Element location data
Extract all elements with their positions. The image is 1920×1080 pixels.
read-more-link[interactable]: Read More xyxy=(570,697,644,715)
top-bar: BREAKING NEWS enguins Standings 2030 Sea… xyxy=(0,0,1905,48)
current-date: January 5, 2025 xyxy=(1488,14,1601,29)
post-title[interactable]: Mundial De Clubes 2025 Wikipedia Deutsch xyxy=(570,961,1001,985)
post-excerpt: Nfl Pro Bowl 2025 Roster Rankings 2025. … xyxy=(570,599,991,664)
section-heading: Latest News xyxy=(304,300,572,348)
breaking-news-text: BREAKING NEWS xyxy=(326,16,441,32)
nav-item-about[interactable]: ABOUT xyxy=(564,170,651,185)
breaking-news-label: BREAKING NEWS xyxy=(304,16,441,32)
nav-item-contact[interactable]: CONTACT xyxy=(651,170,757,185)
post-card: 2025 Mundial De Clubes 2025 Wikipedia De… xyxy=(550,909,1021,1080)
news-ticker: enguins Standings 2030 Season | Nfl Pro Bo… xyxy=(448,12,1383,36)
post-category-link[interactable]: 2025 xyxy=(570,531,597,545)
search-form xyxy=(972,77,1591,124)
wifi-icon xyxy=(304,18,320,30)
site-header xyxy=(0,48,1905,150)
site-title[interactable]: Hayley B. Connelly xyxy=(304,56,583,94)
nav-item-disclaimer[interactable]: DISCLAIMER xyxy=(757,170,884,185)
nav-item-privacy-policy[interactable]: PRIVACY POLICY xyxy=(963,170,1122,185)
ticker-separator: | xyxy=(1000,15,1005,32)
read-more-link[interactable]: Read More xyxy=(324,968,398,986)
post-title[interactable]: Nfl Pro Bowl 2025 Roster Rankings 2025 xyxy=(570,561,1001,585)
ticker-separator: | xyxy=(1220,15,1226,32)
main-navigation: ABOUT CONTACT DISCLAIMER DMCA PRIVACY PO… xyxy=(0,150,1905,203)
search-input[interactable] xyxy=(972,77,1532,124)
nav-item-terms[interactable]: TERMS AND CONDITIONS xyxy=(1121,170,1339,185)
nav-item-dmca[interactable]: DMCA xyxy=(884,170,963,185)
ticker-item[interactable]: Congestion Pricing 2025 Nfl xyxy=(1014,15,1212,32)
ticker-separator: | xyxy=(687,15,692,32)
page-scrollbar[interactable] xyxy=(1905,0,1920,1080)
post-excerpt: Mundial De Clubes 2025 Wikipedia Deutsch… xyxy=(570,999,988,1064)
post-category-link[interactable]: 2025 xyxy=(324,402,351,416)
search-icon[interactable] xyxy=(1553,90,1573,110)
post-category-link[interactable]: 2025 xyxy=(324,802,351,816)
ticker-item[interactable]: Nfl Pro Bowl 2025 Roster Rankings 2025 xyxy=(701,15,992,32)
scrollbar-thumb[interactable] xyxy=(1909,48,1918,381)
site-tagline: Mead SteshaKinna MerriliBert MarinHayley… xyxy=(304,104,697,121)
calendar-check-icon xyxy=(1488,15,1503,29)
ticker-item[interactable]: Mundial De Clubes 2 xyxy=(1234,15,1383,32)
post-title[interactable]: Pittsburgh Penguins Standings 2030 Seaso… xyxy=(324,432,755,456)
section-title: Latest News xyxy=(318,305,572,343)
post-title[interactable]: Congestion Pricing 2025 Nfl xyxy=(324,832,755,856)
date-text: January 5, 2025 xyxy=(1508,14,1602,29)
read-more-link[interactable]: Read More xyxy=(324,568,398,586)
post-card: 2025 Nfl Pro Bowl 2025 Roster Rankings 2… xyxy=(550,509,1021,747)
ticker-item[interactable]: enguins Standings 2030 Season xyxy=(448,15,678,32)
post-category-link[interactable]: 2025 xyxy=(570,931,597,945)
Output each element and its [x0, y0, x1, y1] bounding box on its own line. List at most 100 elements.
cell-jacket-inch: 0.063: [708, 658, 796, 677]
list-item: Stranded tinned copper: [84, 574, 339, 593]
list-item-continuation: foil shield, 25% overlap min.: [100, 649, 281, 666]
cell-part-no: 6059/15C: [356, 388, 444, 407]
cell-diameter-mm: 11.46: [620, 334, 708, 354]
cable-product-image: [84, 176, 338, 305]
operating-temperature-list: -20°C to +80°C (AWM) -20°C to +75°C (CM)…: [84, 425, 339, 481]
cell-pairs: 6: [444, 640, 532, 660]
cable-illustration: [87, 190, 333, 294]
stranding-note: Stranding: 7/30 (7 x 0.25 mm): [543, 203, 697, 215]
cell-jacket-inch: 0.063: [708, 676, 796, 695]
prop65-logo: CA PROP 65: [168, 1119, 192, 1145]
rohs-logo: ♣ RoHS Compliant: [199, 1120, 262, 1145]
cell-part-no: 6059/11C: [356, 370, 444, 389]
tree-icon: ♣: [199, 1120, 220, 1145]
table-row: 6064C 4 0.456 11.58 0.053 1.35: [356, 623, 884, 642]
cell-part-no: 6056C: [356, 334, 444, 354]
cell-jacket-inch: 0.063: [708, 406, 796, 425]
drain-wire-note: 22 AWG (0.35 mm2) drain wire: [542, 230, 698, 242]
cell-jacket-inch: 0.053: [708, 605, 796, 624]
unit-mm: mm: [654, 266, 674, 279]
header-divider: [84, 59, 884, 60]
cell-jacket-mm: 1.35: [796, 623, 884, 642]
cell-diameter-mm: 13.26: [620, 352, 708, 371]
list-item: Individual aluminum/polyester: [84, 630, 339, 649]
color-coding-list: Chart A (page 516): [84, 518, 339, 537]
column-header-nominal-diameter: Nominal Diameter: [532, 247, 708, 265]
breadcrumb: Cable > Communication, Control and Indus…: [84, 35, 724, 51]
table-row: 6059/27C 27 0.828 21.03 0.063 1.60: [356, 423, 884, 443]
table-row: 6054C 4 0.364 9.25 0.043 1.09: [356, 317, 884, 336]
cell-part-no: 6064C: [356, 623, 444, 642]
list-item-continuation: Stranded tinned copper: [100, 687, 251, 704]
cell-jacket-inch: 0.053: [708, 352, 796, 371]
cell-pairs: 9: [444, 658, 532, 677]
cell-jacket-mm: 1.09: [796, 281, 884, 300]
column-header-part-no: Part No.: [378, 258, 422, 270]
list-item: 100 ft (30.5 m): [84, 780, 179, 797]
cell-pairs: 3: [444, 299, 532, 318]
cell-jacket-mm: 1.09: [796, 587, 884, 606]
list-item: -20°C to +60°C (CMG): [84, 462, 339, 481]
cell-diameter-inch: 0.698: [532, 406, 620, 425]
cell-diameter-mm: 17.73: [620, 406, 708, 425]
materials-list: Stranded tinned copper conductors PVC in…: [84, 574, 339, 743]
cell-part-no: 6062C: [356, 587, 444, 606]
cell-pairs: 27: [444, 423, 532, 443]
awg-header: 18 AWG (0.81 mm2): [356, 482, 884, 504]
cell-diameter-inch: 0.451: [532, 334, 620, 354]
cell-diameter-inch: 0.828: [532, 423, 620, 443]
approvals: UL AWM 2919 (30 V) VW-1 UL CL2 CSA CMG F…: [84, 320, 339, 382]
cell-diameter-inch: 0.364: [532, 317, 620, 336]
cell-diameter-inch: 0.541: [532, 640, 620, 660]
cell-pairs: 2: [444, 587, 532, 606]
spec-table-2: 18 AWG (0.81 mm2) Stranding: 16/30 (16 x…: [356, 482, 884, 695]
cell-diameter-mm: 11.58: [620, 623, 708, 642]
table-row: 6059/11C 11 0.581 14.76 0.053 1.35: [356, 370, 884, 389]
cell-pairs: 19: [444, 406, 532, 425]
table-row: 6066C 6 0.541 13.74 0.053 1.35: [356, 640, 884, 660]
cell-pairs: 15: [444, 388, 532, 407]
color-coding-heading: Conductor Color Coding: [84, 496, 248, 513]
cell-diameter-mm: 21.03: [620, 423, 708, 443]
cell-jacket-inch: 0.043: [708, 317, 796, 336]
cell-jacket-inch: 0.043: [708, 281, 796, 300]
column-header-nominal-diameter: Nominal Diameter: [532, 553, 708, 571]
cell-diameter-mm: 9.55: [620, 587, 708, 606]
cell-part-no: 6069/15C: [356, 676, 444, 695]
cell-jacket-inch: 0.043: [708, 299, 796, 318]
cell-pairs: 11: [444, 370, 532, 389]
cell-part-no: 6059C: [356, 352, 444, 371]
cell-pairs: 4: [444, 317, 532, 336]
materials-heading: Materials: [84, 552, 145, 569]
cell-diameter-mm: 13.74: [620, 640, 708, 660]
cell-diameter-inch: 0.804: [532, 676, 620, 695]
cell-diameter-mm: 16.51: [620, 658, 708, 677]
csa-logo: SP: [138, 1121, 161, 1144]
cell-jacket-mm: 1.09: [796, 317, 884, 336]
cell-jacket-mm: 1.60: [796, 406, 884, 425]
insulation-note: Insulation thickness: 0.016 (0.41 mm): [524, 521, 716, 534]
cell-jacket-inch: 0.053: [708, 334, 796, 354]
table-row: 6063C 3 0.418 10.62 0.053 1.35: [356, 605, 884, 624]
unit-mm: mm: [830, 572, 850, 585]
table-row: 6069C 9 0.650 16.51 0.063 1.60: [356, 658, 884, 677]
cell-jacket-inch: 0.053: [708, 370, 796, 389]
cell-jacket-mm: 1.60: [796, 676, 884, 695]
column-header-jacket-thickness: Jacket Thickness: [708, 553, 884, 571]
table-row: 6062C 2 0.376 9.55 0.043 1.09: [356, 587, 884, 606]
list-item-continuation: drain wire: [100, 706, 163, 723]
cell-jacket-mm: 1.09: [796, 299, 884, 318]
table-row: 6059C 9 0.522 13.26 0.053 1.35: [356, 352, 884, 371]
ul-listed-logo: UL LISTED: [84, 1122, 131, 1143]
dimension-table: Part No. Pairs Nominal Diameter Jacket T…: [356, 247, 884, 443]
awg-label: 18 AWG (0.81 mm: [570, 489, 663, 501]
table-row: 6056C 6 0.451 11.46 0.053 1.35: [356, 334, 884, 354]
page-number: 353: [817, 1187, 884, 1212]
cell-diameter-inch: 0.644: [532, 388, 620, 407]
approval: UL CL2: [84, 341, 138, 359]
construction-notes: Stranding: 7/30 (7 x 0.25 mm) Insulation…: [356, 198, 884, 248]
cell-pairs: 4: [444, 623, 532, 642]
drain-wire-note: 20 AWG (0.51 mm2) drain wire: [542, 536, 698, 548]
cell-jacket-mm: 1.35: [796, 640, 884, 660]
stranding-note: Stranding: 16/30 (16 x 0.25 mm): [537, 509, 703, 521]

▸ **Work to complete**
Please update the material by replacing "Latest News" with "Top Stories" and leaving everything else unchanged. Begin at the first line of the material, stop after the line containing "search-input[interactable] xyxy=(972,77,1532,124)", and give back only those lines.

▸ **Written solution**
Extract all elements with their positions. The image is 1920×1080 pixels.
read-more-link[interactable]: Read More xyxy=(570,697,644,715)
top-bar: BREAKING NEWS enguins Standings 2030 Sea… xyxy=(0,0,1905,48)
current-date: January 5, 2025 xyxy=(1488,14,1601,29)
post-title[interactable]: Mundial De Clubes 2025 Wikipedia Deutsch xyxy=(570,961,1001,985)
post-excerpt: Nfl Pro Bowl 2025 Roster Rankings 2025. … xyxy=(570,599,991,664)
section-heading: Top Stories xyxy=(304,300,572,348)
breaking-news-text: BREAKING NEWS xyxy=(326,16,441,32)
nav-item-about[interactable]: ABOUT xyxy=(564,170,651,185)
breaking-news-label: BREAKING NEWS xyxy=(304,16,441,32)
nav-item-contact[interactable]: CONTACT xyxy=(651,170,757,185)
post-card: 2025 Mundial De Clubes 2025 Wikipedia De… xyxy=(550,909,1021,1080)
news-ticker: enguins Standings 2030 Season | Nfl Pro Bo… xyxy=(448,12,1383,36)
post-category-link[interactable]: 2025 xyxy=(570,531,597,545)
search-form xyxy=(972,77,1591,124)
wifi-icon xyxy=(304,18,320,30)
site-header xyxy=(0,48,1905,150)
site-title[interactable]: Hayley B. Connelly xyxy=(304,56,583,94)
nav-item-disclaimer[interactable]: DISCLAIMER xyxy=(757,170,884,185)
nav-item-privacy-policy[interactable]: PRIVACY POLICY xyxy=(963,170,1122,185)
ticker-separator: | xyxy=(1000,15,1005,32)
read-more-link[interactable]: Read More xyxy=(324,968,398,986)
post-title[interactable]: Nfl Pro Bowl 2025 Roster Rankings 2025 xyxy=(570,561,1001,585)
ticker-separator: | xyxy=(1220,15,1226,32)
main-navigation: ABOUT CONTACT DISCLAIMER DMCA PRIVACY PO… xyxy=(0,150,1905,203)
search-input[interactable] xyxy=(972,77,1532,124)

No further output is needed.